It’s not the only question that deserves a careful answer.
For more information on Down’s syndrome from people who really know please check out these great resources:
My daughter is, as I write, shouting at snowflakes. Loudly, as they whirl around outside, on a bitterly cold and windy March day.
Hands raised, fingers tracing the snowflakes path as they tumble to the ground. Transforming her world. Well, the garden. And, for a little girl with Down’s syndrome who, as yet, has only a few words in her vocabulary, snowflakes make her shout!
She’s not the only one who shouts at snowflakes.
Disruption, hard work, cost.
Beautiful, intricate detail. Delightful. So exciting!
Can’t get to work. Social plans cancelled. Schools shut. Wish it would go away.
Mesmerising. Wide eyed and wondering “what is this magical show taking place outside every window?” Joyfully in the moment. This moment. Now. It’s snowing. And it’s beautiful….to her. A Narnian landscape.
Each one unique. Individual. Intricate designs. No two the same. Small, tiny even, yet, collectively, they transform the landscape.
A word now used to insult and/or define an entire group of people. A generation. We seem to be a society that is often intent on name calling, labeling, closing down the voices of those we disagree with or fear. Silencing them without ever trying to understand them. Holding fast to prejudiced views and opinions. Discriminating.
Beautiful words made ugly.
A society that says it is diverse, yet one that seeks to silence that which it fears or does not understand.
My daughter, who has Down’s syndrome, shouts at snowflakes. Not because she is angry with them but because she is captivated by them. Transfixed. They are of great value to her. She cannot take her eyes off them.
There was no snow when she was born, 6 or so years ago. Instead, the rich warmth of autumn leaves swirled around the ambulance door as nurses whisked her off into the Neo Natal Intensive care unit, her life in the balance.
Autumn colours are magnificent too. Vibrant. I wish now I had taken more time to notice them. Instead, I chose to look away and stared unblinkingly at grey skies.
Her life was fragile. Our life was disrupted. Plans cancelled. Couldn’t work. Costly. Painful.
For a while I was angry. I may have even shouted. The words Down’s syndrome were, to me, and to my shame, ugly words. I hated them. Prejudice I didn’t know I had ran so very deep. I could barely even say them.
Until, that is, a nurse came in and said just four words to me. Four words that I so badly needed to hear but that no one (other than family) had said. Words that had been said about her older sister the moment she was born.
Hazel was nearly a week old before I heard them.
“Congratulations, she is beautiful”
Words are so powerful. Transformative. Life changing. Life enriching.

• _Check your understanding_
[1] In the snowflakes post, what did the nurse say to the narrator about Hazel?
[2] List the qualities that the last line of the snowflakes post attributes to words.
[3] Reproduce the passage of the snowflakes post starting at "A word now used" and ending at "does not understand.".
The lines after this point are unrelated to the snowflakes post and aren't needed.

• _Material supplied_

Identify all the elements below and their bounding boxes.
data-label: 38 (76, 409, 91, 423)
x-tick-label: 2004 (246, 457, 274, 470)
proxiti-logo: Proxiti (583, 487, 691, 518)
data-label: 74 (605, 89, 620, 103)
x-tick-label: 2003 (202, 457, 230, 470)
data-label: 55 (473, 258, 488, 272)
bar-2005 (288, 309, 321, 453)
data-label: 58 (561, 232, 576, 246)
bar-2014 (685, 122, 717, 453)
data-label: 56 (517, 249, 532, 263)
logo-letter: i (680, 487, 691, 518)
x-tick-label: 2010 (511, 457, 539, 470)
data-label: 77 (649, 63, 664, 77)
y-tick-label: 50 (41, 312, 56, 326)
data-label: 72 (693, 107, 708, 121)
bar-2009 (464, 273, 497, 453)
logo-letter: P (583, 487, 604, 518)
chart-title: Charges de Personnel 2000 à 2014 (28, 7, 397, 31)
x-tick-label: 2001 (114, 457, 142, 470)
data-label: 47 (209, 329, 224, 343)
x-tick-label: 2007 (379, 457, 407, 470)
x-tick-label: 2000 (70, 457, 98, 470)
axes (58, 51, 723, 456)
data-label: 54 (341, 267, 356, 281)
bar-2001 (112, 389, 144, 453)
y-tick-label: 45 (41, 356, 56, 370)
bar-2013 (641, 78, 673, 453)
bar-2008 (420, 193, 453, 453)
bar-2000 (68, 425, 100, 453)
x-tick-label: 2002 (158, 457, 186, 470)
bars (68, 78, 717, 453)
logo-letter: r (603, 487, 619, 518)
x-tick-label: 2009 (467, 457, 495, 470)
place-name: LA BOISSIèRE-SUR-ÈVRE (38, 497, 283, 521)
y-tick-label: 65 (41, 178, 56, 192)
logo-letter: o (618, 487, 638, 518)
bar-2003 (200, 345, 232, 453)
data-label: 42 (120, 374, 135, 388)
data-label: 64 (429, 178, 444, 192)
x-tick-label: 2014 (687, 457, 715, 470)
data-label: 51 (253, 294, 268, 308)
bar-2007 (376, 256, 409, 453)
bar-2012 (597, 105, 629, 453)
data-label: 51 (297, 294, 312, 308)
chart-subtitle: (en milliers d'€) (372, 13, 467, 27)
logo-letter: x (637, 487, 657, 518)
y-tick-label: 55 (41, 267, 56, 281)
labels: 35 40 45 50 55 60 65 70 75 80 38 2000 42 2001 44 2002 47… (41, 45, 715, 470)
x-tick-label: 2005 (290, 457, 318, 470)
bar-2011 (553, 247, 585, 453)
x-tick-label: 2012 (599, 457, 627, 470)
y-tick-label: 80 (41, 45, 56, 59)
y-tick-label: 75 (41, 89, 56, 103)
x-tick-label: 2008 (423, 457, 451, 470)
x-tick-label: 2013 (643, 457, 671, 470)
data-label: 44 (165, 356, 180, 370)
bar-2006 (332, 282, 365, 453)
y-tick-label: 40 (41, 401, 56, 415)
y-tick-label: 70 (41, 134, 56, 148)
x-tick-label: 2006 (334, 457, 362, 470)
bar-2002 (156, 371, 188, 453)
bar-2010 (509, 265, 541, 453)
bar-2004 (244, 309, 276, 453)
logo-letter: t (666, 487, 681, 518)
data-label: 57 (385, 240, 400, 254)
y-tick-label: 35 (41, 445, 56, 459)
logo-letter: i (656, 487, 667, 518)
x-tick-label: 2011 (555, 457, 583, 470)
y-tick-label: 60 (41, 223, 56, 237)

• _Task-by-task answers_
[1] "Congratulations, she is beautiful"

[2] Powerful, transformative, life changing, life enriching.

[3]
A word now used to insult and/or define an entire group of people. A generation. We seem to be a society that is often intent on name calling, labeling, closing down the voices of those we disagree with or fear. Silencing them without ever trying to understand them. Holding fast to prejudiced views and opinions. Discriminating.
Beautiful words made ugly.
A society that says it is diverse, yet one that seeks to silence that which it fears or does not understand.